• _TASK DETAILS_: Lines that contain the string "Dutch" are to be copied; leave out all others.

• _Collected data_:
__________

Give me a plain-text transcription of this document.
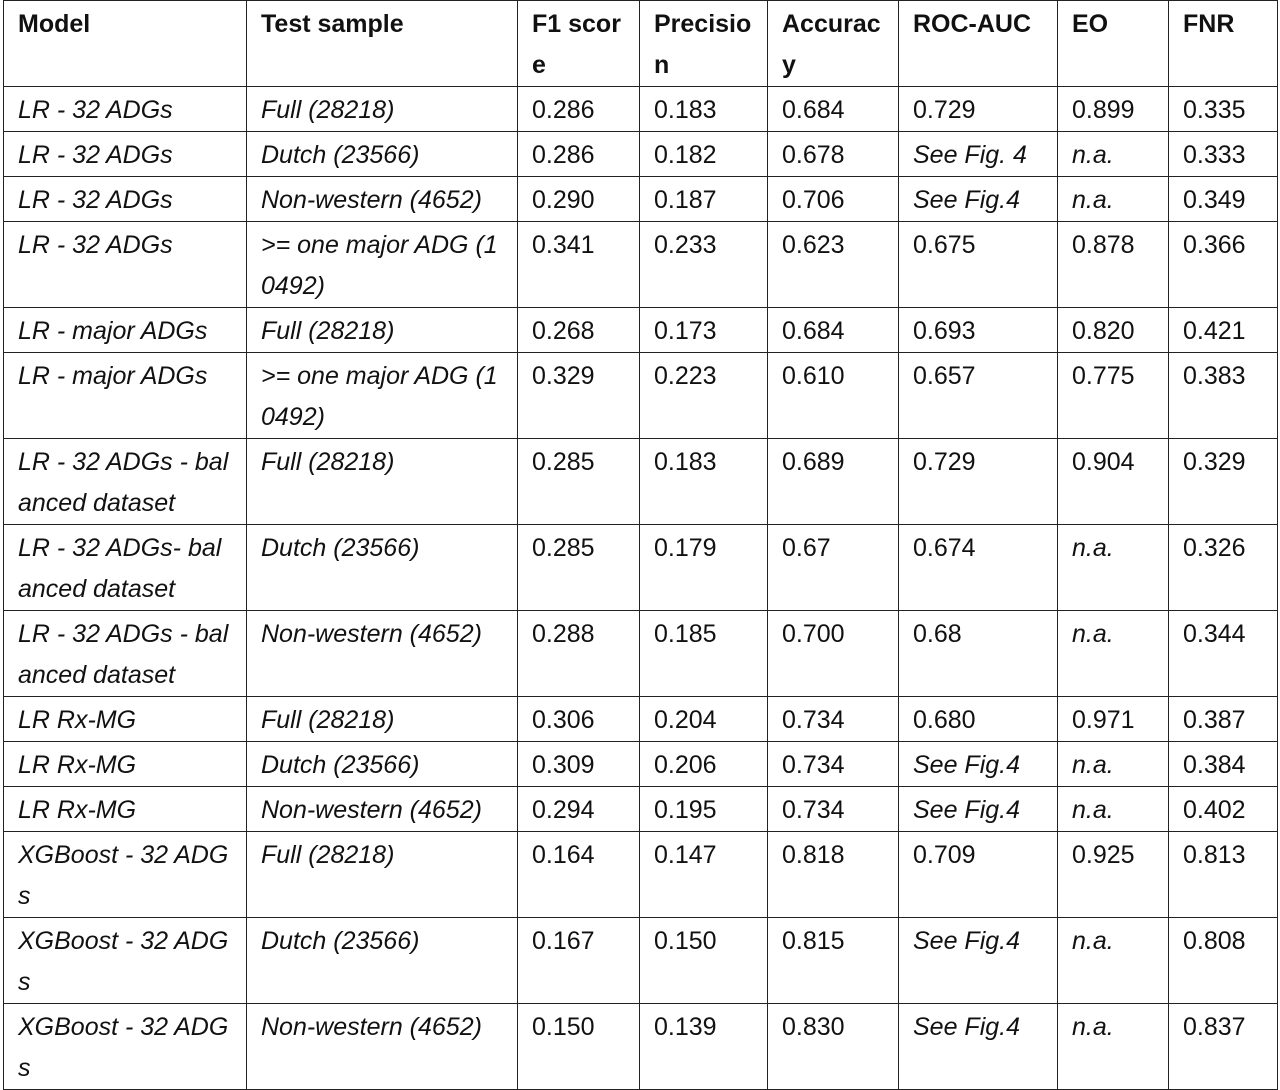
Model	Test sample	F1 score	Precision	Accuracy	ROC-AUC	EO	FNR
LR - 32 ADGs	Full (28218)	0.286	0.183	0.684	0.729	0.899	0.335
LR - 32 ADGs	Dutch (23566)	0.286	0.182	0.678	See Fig. 4	n.a.	0.333
LR - 32 ADGs	Non-western (4652)	0.290	0.187	0.706	See Fig.4	n.a.	0.349
LR - 32 ADGs	>= one major ADG (10492)	0.341	0.233	0.623	0.675	0.878	0.366
LR - major ADGs	Full (28218)	0.268	0.173	0.684	0.693	0.820	0.421
LR - major ADGs	>= one major ADG (10492)	0.329	0.223	0.610	0.657	0.775	0.383
LR - 32 ADGs - balanced dataset	Full (28218)	0.285	0.183	0.689	0.729	0.904	0.329
LR - 32 ADGs- balanced dataset	Dutch (23566)	0.285	0.179	0.67	0.674	n.a.	0.326
LR - 32 ADGs - balanced dataset	Non-western (4652)	0.288	0.185	0.700	0.68	n.a.	0.344
LR Rx-MG	Full (28218)	0.306	0.204	0.734	0.680	0.971	0.387
LR Rx-MG	Dutch (23566)	0.309	0.206	0.734	See Fig.4	n.a.	0.384
LR Rx-MG	Non-western (4652)	0.294	0.195	0.734	See Fig.4	n.a.	0.402
XGBoost - 32 ADGs	Full (28218)	0.164	0.147	0.818	0.709	0.925	0.813
XGBoost - 32 ADGs	Dutch (23566)	0.167	0.150	0.815	See Fig.4	n.a.	0.808
XGBoost - 32 ADGs	Non-western (4652)	0.150	0.139	0.830	See Fig.4	n.a.	0.837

__________

• _TASK RESULT_:
LR - 32 ADGs	Dutch (23566)	0.286	0.182	0.678	See Fig. 4	n.a.	0.333
LR - 32 ADGs- balanced dataset	Dutch (23566)	0.285	0.179	0.67	0.674	n.a.	0.326
LR Rx-MG	Dutch (23566)	0.309	0.206	0.734	See Fig.4	n.a.	0.384
XGBoost - 32 ADGs	Dutch (23566)	0.167	0.150	0.815	See Fig.4	n.a.	0.808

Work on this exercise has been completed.